── 文档节选

本文要解决的问题:
主要研究Spark的存储模块,通过阅读源码,对分布式存储有更深的理解。
Storagef模块主要分为两层:
1):负责向BlockManagerMaster上报block信息,master与slave之间的信息传递通过m-s的模式传递
2):数据层 负责存储和读取信息,主要在disk、memory、tachyon上
通常RDD的数据存放在分区中,而cache的数据一般都是block中。所以BlockManager管理着所有的Block。
BlockManeger的构造成员:
private[spark] class BlockManager(
executorId: String,
rpcEnv: RpcEnv,
val master: BlockManagerMaster,
serializerManager: SerializerManager,
val conf: SparkConf,
memoryManager: MemoryManager,
mapOutputTracker: MapOutputTracker,
shuffleManager: ShuffleManager,
val blockTransferService: BlockTransferService,
securityManager: SecurityManager,
numUsableCores: Int)
extends BlockDataManager with BlockEvictionHandler with Logging
初始化方法,有两个:1、注册BlockManagerMaster,2、启动BlockManagerWorker
def initialize(appId: String): Unit = {
blockTransferService.init(this)

────
── 所给数据

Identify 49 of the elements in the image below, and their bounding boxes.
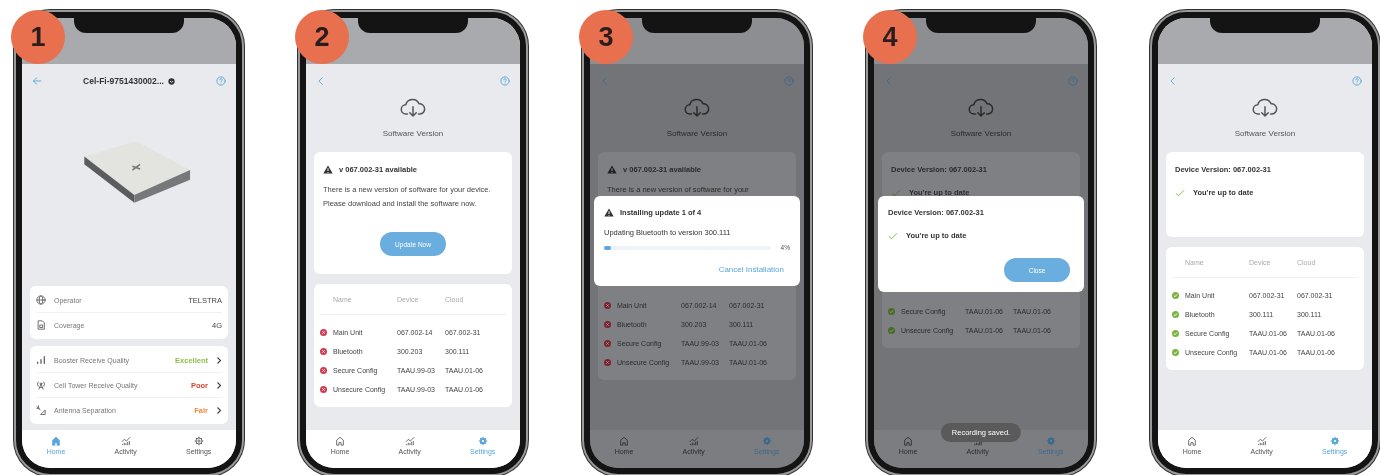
chevron-right-icon[interactable]	[216, 355, 222, 365]
check-icon	[888, 231, 898, 240]
back-chevron-icon[interactable]	[316, 76, 326, 86]
home-icon	[1187, 436, 1197, 446]
antenna-icon	[36, 405, 46, 415]
warning-icon	[607, 165, 617, 174]
gear-icon	[761, 436, 772, 446]
chart-icon	[1256, 436, 1267, 446]
help-icon[interactable]	[500, 76, 510, 86]
chevron-right-icon[interactable]	[216, 405, 222, 415]
page-title: Software Version	[1233, 129, 1297, 138]
back-chevron-icon[interactable]	[600, 76, 610, 86]
cloud-download-icon	[968, 98, 994, 119]
help-icon[interactable]	[1068, 76, 1078, 86]
page-title: Software Version	[665, 129, 729, 138]
globe-icon	[36, 295, 46, 305]
help-icon[interactable]	[216, 76, 226, 86]
gear-icon	[1045, 436, 1056, 446]
cloud-download-icon	[1252, 98, 1278, 119]
gear-icon	[193, 436, 204, 446]
home-icon	[619, 436, 629, 446]
warning-icon	[604, 207, 614, 217]
check-icon	[891, 188, 901, 197]
help-icon[interactable]	[1352, 76, 1362, 86]
cell-tower-icon	[36, 380, 46, 390]
chart-icon	[688, 436, 699, 446]
chart-icon	[404, 436, 415, 446]
warning-icon	[323, 165, 333, 174]
gear-icon	[1329, 436, 1340, 446]
cancel-button[interactable]: Cancel Installation	[712, 263, 790, 276]
home-icon	[903, 436, 913, 446]
home-icon	[51, 436, 61, 446]
chart-icon	[120, 436, 131, 446]
back-chevron-icon[interactable]	[884, 76, 894, 86]
sim-card-icon	[36, 320, 46, 330]
gear-icon	[477, 436, 488, 446]
page-title: Software Version	[949, 129, 1013, 138]
help-icon[interactable]	[784, 76, 794, 86]
cloud-download-icon	[684, 98, 710, 119]
page-title: Software Version	[381, 129, 445, 138]
dropdown-icon[interactable]	[167, 77, 175, 85]
chevron-right-icon[interactable]	[216, 380, 222, 390]
home-icon	[335, 436, 345, 446]
cloud-download-icon	[400, 98, 426, 119]
back-arrow-icon[interactable]	[32, 76, 42, 86]
back-chevron-icon[interactable]	[1168, 76, 1178, 86]
check-icon	[1175, 188, 1185, 197]
device-name: Cel-Fi-9751430002...	[83, 76, 164, 86]
signal-bars-icon	[36, 355, 46, 365]
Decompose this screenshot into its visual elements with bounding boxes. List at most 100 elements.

────

问题: 续写那篇讲解Spark存储模块的文档节选，从其末行之后写起。

任务解答:
shuffleClient.init(appId)
blockManagerId = BlockManagerId(
executorId, blockTransferService.hostName, blockTransferService.port)
shuffleServerId = if (externalShuffleServiceEnabled) {
logInfo(s"external shuffle service port = $externalShuffleServicePort")
BlockManagerId(executorId, blockTransferService.hostName, externalShuffleServicePort)
} else {
blockManagerId
}
注册BlockManager就是发送一个单向消息给Master Actor。而这个消息参数则是一个RegisterBlockManager对象,实例化这个对象需要设置几个属性:id, maxMemSize, slaveActor
/** Register the BlockManager's id with the driver. */
def registerBlockManager(
blockManagerId: BlockManagerId, maxMemSize: Long, slaveEndpoint: RpcEndpointRef): Unit = {
logInfo("Trying to register BlockManager")
tell(RegisterBlockManager(blockManagerId, maxMemSize, slaveEndpoint))
logInfo("Registered BlockManager")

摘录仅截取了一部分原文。